::: Raw data
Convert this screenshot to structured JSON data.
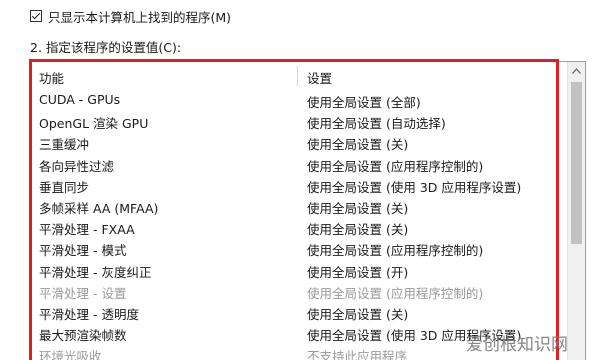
{
  "checkbox": {
    "label": "只显示本计算机上找到的程序(M)",
    "checked": true
  },
  "section_label": "2. 指定该程序的设置值(C):",
  "table": {
    "columns": [
      "功能",
      "设置"
    ],
    "rows": [
      {
        "feature": "CUDA - GPUs",
        "setting": "使用全局设置 (全部)",
        "disabled": false
      },
      {
        "feature": "OpenGL 渲染 GPU",
        "setting": "使用全局设置 (自动选择)",
        "disabled": false
      },
      {
        "feature": "三重缓冲",
        "setting": "使用全局设置 (关)",
        "disabled": false
      },
      {
        "feature": "各向异性过滤",
        "setting": "使用全局设置 (应用程序控制的)",
        "disabled": false
      },
      {
        "feature": "垂直同步",
        "setting": "使用全局设置 (使用 3D 应用程序设置)",
        "disabled": false
      },
      {
        "feature": "多帧采样 AA (MFAA)",
        "setting": "使用全局设置 (关)",
        "disabled": false
      },
      {
        "feature": "平滑处理 - FXAA",
        "setting": "使用全局设置 (关)",
        "disabled": false
      },
      {
        "feature": "平滑处理 - 模式",
        "setting": "使用全局设置 (应用程序控制的)",
        "disabled": false
      },
      {
        "feature": "平滑处理 - 灰度纠正",
        "setting": "使用全局设置 (开)",
        "disabled": false
      },
      {
        "feature": "平滑处理 - 设置",
        "setting": "使用全局设置 (应用程序控制的)",
        "disabled": true
      },
      {
        "feature": "平滑处理 - 透明度",
        "setting": "使用全局设置 (关)",
        "disabled": false
      },
      {
        "feature": "最大预渲染帧数",
        "setting": "使用全局设置 (使用 3D 应用程序设置)",
        "disabled": false
      },
      {
        "feature": "环境光吸收",
        "setting": "不支持此应用程序",
        "disabled": true
      }
    ]
  },
  "watermark": "爱创根知识网",
  "colors": {
    "highlight": "#e02020",
    "disabled_text": "#9a9a9a"
  },
  "icons": {
    "scroll_up": "chevron-up-icon"
  }
}
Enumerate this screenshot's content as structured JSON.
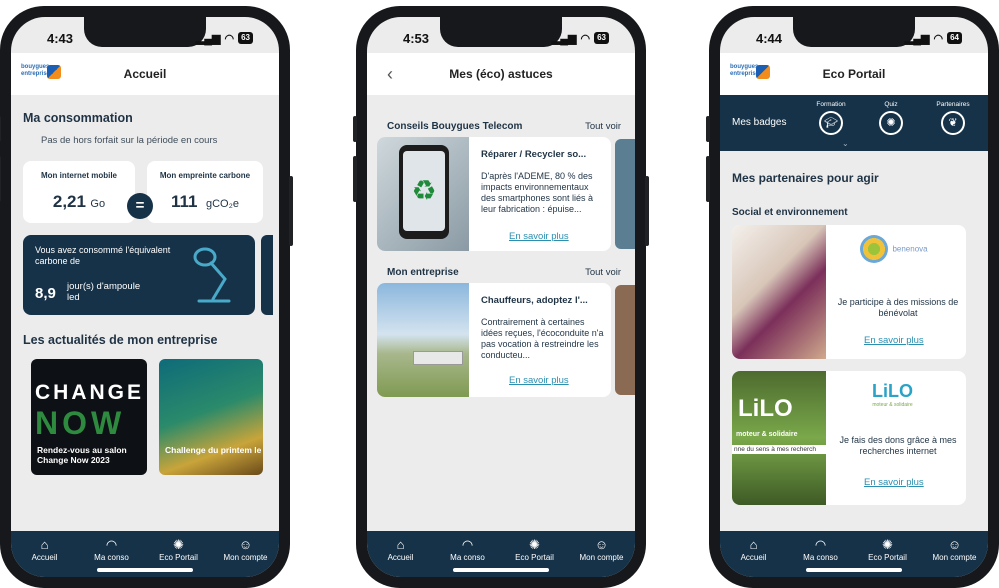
{
  "colors": {
    "navy": "#163248",
    "accent": "#2b8fb0",
    "background": "#ececec"
  },
  "tabbar": [
    {
      "label": "Accueil",
      "icon": "home-icon"
    },
    {
      "label": "Ma conso",
      "icon": "gauge-icon"
    },
    {
      "label": "Eco Portail",
      "icon": "lightbulb-icon"
    },
    {
      "label": "Mon compte",
      "icon": "account-icon"
    }
  ],
  "phone1": {
    "time": "4:43",
    "battery": "63",
    "logo": "bouygues entreprises",
    "header_title": "Accueil",
    "consumption_title": "Ma consommation",
    "no_overage": "Pas de hors forfait sur la période en cours",
    "internet_label": "Mon internet mobile",
    "internet_value": "2,21",
    "internet_unit": "Go",
    "equals": "=",
    "carbon_label": "Mon empreinte carbone",
    "carbon_value": "111",
    "carbon_unit": "gCO₂e",
    "equiv_text": "Vous avez consommé l'équivalent carbone de",
    "equiv_value": "8,9",
    "equiv_unit": "jour(s) d'ampoule led",
    "news_title": "Les actualités de mon entreprise",
    "news": [
      {
        "banner_top": "CHANGE",
        "banner_bottom": "NOW",
        "caption": "Rendez-vous au salon Change Now 2023"
      },
      {
        "caption": "Challenge du printem le YOGA time"
      }
    ]
  },
  "phone2": {
    "time": "4:53",
    "battery": "63",
    "header_title": "Mes (éco) astuces",
    "section1_title": "Conseils Bouygues Telecom",
    "see_all": "Tout voir",
    "card1_title": "Réparer / Recycler so...",
    "card1_body": "D'après l'ADEME, 80 % des impacts environnementaux des smartphones sont liés à leur fabrication : épuise...",
    "learn_more": "En savoir plus",
    "section2_title": "Mon entreprise",
    "card2_title": "Chauffeurs, adoptez l'...",
    "card2_body": "Contrairement à certaines idées reçues, l'écoconduite n'a pas vocation à restreindre les conducteu..."
  },
  "phone3": {
    "time": "4:44",
    "battery": "64",
    "logo": "bouygues entreprises",
    "header_title": "Eco Portail",
    "badges_label": "Mes badges",
    "badges": [
      {
        "label": "Formation",
        "icon": "graduation-icon"
      },
      {
        "label": "Quiz",
        "icon": "lightbulb-icon"
      },
      {
        "label": "Partenaires",
        "icon": "handshake-icon"
      }
    ],
    "partners_title": "Mes partenaires pour agir",
    "social_title": "Social et environnement",
    "partner1_logo": "benenova",
    "partner1_text": "Je participe à des missions de bénévolat",
    "partner2_logo": "LiLO",
    "partner2_sub": "moteur & solidaire",
    "partner2_photo_text": "LiLO",
    "partner2_photo_sub1": "moteur & solidaire",
    "partner2_photo_sub2": "nne du sens à mes recherch",
    "partner2_text": "Je fais des dons grâce à mes recherches internet",
    "learn_more": "En savoir plus"
  }
}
::::::
What to do:
Look through the material above and pick out each line holding the word "lightbulb".

Solution for this problem:
      "icon": "lightbulb-icon"
        "icon": "lightbulb-icon"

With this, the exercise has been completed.